Stored items:
########################################

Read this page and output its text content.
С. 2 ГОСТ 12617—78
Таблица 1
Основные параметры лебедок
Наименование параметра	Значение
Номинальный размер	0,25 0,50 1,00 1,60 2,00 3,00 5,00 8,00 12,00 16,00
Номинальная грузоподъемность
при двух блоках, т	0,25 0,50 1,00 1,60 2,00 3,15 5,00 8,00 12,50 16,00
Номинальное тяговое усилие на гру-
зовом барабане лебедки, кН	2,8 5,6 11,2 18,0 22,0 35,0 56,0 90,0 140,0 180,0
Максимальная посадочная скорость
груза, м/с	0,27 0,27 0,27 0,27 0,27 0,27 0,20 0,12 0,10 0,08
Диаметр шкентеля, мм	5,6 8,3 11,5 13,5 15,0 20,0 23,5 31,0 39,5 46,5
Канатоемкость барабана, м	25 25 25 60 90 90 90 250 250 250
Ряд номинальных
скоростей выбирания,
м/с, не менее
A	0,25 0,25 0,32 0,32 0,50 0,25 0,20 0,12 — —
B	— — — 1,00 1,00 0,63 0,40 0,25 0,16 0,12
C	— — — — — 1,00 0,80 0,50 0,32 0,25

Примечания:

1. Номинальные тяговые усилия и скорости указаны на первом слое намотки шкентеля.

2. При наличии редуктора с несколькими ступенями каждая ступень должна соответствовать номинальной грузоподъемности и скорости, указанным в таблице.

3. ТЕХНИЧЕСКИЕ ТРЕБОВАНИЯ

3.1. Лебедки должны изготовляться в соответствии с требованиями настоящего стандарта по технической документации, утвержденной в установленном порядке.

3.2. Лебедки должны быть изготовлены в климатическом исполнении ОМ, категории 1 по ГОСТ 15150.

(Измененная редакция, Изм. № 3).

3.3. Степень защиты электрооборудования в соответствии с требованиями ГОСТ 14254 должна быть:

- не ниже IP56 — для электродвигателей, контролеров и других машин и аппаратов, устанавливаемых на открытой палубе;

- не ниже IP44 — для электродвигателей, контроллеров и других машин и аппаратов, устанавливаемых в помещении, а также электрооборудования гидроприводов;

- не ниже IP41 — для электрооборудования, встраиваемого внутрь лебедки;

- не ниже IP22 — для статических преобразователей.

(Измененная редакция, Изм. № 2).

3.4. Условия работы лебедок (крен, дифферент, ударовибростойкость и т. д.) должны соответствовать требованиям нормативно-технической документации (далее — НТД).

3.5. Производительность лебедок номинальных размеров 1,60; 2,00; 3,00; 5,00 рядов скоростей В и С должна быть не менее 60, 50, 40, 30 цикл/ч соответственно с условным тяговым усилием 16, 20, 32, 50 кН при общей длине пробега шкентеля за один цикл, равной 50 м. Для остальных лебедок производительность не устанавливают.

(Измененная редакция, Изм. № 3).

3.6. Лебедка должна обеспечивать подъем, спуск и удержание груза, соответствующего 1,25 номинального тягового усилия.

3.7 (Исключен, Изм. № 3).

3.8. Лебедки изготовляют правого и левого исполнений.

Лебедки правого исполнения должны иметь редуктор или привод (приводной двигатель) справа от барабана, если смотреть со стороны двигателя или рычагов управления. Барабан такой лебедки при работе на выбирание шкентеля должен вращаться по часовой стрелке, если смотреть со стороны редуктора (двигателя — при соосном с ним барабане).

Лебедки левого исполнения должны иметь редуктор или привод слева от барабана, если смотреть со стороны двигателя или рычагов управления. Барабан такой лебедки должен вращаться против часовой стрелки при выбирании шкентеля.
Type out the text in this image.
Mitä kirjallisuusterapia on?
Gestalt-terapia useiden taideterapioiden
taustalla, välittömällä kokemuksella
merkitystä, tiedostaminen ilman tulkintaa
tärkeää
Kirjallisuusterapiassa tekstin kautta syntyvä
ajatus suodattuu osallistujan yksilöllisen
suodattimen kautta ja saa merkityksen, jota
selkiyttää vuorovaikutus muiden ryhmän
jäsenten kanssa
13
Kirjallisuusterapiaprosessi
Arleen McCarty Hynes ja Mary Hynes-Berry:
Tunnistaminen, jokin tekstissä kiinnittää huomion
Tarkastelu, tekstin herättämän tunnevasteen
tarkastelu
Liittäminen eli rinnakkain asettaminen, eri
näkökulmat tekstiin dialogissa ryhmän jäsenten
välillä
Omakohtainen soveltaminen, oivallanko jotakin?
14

########################################

Word for word, extract all the records.

Written solution –
Read this page and output its text content.
С. 2 ГОСТ 12617—78
Таблица 1
Основные параметры лебедок
Наименование параметра	Значение
Номинальный размер	0,25 0,50 1,00 1,60 2,00 3,00 5,00 8,00 12,00 16,00
Номинальная грузоподъемность
при двух блоках, т	0,25 0,50 1,00 1,60 2,00 3,15 5,00 8,00 12,50 16,00
Номинальное тяговое усилие на гру-
зовом барабане лебедки, кН	2,8 5,6 11,2 18,0 22,0 35,0 56,0 90,0 140,0 180,0
Максимальная посадочная скорость
груза, м/с	0,27 0,27 0,27 0,27 0,27 0,27 0,20 0,12 0,10 0,08
Диаметр шкентеля, мм	5,6 8,3 11,5 13,5 15,0 20,0 23,5 31,0 39,5 46,5
Канатоемкость барабана, м	25 25 25 60 90 90 90 250 250 250
Ряд номинальных
скоростей выбирания,
м/с, не менее
A	0,25 0,25 0,32 0,32 0,50 0,25 0,20 0,12 — —
B	— — — 1,00 1,00 0,63 0,40 0,25 0,16 0,12
C	— — — — — 1,00 0,80 0,50 0,32 0,25

Примечания:

1. Номинальные тяговые усилия и скорости указаны на первом слое намотки шкентеля.

2. При наличии редуктора с несколькими ступенями каждая ступень должна соответствовать номинальной грузоподъемности и скорости, указанным в таблице.

3. ТЕХНИЧЕСКИЕ ТРЕБОВАНИЯ

3.1. Лебедки должны изготовляться в соответствии с требованиями настоящего стандарта по технической документации, утвержденной в установленном порядке.

3.2. Лебедки должны быть изготовлены в климатическом исполнении ОМ, категории 1 по ГОСТ 15150.

(Измененная редакция, Изм. № 3).

3.3. Степень защиты электрооборудования в соответствии с требованиями ГОСТ 14254 должна быть:

- не ниже IP56 — для электродвигателей, контролеров и других машин и аппаратов, устанавливаемых на открытой палубе;

- не ниже IP44 — для электродвигателей, контроллеров и других машин и аппаратов, устанавливаемых в помещении, а также электрооборудования гидроприводов;

- не ниже IP41 — для электрооборудования, встраиваемого внутрь лебедки;

- не ниже IP22 — для статических преобразователей.

(Измененная редакция, Изм. № 2).

3.4. Условия работы лебедок (крен, дифферент, ударовибростойкость и т. д.) должны соответствовать требованиям нормативно-технической документации (далее — НТД).

3.5. Производительность лебедок номинальных размеров 1,60; 2,00; 3,00; 5,00 рядов скоростей В и С должна быть не менее 60, 50, 40, 30 цикл/ч соответственно с условным тяговым усилием 16, 20, 32, 50 кН при общей длине пробега шкентеля за один цикл, равной 50 м. Для остальных лебедок производительность не устанавливают.

(Измененная редакция, Изм. № 3).

3.6. Лебедка должна обеспечивать подъем, спуск и удержание груза, соответствующего 1,25 номинального тягового усилия.

3.7 (Исключен, Изм. № 3).

3.8. Лебедки изготовляют правого и левого исполнений.

Лебедки правого исполнения должны иметь редуктор или привод (приводной двигатель) справа от барабана, если смотреть со стороны двигателя или рычагов управления. Барабан такой лебедки при работе на выбирание шкентеля должен вращаться по часовой стрелке, если смотреть со стороны редуктора (двигателя — при соосном с ним барабане).

Лебедки левого исполнения должны иметь редуктор или привод слева от барабана, если смотреть со стороны двигателя или рычагов управления. Барабан такой лебедки должен вращаться против часовой стрелки при выбирании шкентеля.
Type out the text in this image.
Mitä kirjallisuusterapia on?
Gestalt-terapia useiden taideterapioiden
taustalla, välittömällä kokemuksella
merkitystä, tiedostaminen ilman tulkintaa
tärkeää
Kirjallisuusterapiassa tekstin kautta syntyvä
ajatus suodattuu osallistujan yksilöllisen
suodattimen kautta ja saa merkityksen, jota
selkiyttää vuorovaikutus muiden ryhmän
jäsenten kanssa
13
Kirjallisuusterapiaprosessi
Arleen McCarty Hynes ja Mary Hynes-Berry:
Tunnistaminen, jokin tekstissä kiinnittää huomion
Tarkastelu, tekstin herättämän tunnevasteen
tarkastelu
Liittäminen eli rinnakkain asettaminen, eri
näkökulmat tekstiin dialogissa ryhmän jäsenten
välillä
Omakohtainen soveltaminen, oivallanko jotakin?
14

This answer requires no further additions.